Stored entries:
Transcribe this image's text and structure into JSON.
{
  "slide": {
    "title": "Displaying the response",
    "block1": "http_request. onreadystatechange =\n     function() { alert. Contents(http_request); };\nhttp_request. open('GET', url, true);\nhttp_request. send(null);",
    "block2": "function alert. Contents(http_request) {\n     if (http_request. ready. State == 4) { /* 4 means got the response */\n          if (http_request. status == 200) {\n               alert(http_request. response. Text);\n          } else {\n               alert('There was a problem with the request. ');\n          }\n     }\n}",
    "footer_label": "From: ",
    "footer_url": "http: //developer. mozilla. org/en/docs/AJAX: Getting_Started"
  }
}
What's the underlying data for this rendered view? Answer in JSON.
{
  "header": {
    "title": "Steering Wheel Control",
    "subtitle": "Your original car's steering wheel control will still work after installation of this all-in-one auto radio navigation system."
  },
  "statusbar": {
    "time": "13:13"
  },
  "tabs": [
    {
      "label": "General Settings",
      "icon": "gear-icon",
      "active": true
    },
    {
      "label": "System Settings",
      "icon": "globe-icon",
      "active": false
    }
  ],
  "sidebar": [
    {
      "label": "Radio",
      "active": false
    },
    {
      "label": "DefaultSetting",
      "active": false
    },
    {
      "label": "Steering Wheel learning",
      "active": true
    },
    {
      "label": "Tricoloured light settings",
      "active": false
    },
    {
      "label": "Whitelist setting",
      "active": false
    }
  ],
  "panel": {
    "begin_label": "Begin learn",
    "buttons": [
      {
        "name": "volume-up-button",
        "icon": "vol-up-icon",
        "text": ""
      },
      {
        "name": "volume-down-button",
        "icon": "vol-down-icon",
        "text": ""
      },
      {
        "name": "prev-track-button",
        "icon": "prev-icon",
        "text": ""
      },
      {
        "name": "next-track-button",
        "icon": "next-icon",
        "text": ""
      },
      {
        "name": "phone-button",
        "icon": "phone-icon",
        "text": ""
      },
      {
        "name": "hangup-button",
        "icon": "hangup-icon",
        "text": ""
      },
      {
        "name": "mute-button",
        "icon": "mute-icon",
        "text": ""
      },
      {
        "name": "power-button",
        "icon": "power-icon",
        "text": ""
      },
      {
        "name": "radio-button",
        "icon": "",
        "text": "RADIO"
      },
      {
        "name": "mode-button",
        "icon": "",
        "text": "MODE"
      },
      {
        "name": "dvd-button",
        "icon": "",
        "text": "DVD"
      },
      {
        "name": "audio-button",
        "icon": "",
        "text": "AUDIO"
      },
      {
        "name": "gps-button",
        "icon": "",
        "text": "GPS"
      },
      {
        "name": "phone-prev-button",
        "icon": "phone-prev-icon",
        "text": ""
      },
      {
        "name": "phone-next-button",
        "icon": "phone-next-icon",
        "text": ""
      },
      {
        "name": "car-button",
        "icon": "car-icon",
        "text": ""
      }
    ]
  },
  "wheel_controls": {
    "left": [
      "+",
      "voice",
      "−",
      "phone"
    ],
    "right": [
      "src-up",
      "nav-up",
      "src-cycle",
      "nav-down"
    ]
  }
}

* TASK GOAL
Reproduce each line verbatim.

* EXERCISE RESULT
Transcribe this image's text and structure into JSON.
{
  "slide": {
    "title": "Displaying the response",
    "block1": "http_request. onreadystatechange =\n     function() { alert. Contents(http_request); };\nhttp_request. open('GET', url, true);\nhttp_request. send(null);",
    "block2": "function alert. Contents(http_request) {\n     if (http_request. ready. State == 4) { /* 4 means got the response */\n          if (http_request. status == 200) {\n               alert(http_request. response. Text);\n          } else {\n               alert('There was a problem with the request. ');\n          }\n     }\n}",
    "footer_label": "From: ",
    "footer_url": "http: //developer. mozilla. org/en/docs/AJAX: Getting_Started"
  }
}
What's the underlying data for this rendered view? Answer in JSON.
{
  "header": {
    "title": "Steering Wheel Control",
    "subtitle": "Your original car's steering wheel control will still work after installation of this all-in-one auto radio navigation system."
  },
  "statusbar": {
    "time": "13:13"
  },
  "tabs": [
    {
      "label": "General Settings",
      "icon": "gear-icon",
      "active": true
    },
    {
      "label": "System Settings",
      "icon": "globe-icon",
      "active": false
    }
  ],
  "sidebar": [
    {
      "label": "Radio",
      "active": false
    },
    {
      "label": "DefaultSetting",
      "active": false
    },
    {
      "label": "Steering Wheel learning",
      "active": true
    },
    {
      "label": "Tricoloured light settings",
      "active": false
    },
    {
      "label": "Whitelist setting",
      "active": false
    }
  ],
  "panel": {
    "begin_label": "Begin learn",
    "buttons": [
      {
        "name": "volume-up-button",
        "icon": "vol-up-icon",
        "text": ""
      },
      {
        "name": "volume-down-button",
        "icon": "vol-down-icon",
        "text": ""
      },
      {
        "name": "prev-track-button",
        "icon": "prev-icon",
        "text": ""
      },
      {
        "name": "next-track-button",
        "icon": "next-icon",
        "text": ""
      },
      {
        "name": "phone-button",
        "icon": "phone-icon",
        "text": ""
      },
      {
        "name": "hangup-button",
        "icon": "hangup-icon",
        "text": ""
      },
      {
        "name": "mute-button",
        "icon": "mute-icon",
        "text": ""
      },
      {
        "name": "power-button",
        "icon": "power-icon",
        "text": ""
      },
      {
        "name": "radio-button",
        "icon": "",
        "text": "RADIO"
      },
      {
        "name": "mode-button",
        "icon": "",
        "text": "MODE"
      },
      {
        "name": "dvd-button",
        "icon": "",
        "text": "DVD"
      },
      {
        "name": "audio-button",
        "icon": "",
        "text": "AUDIO"
      },
      {
        "name": "gps-button",
        "icon": "",
        "text": "GPS"
      },
      {
        "name": "phone-prev-button",
        "icon": "phone-prev-icon",
        "text": ""
      },
      {
        "name": "phone-next-button",
        "icon": "phone-next-icon",
        "text": ""
      },
      {
        "name": "car-button",
        "icon": "car-icon",
        "text": ""
      }
    ]
  },
  "wheel_controls": {
    "left": [
      "+",
      "voice",
      "−",
      "phone"
    ],
    "right": [
      "src-up",
      "nav-up",
      "src-cycle",
      "nav-down"
    ]
  }
}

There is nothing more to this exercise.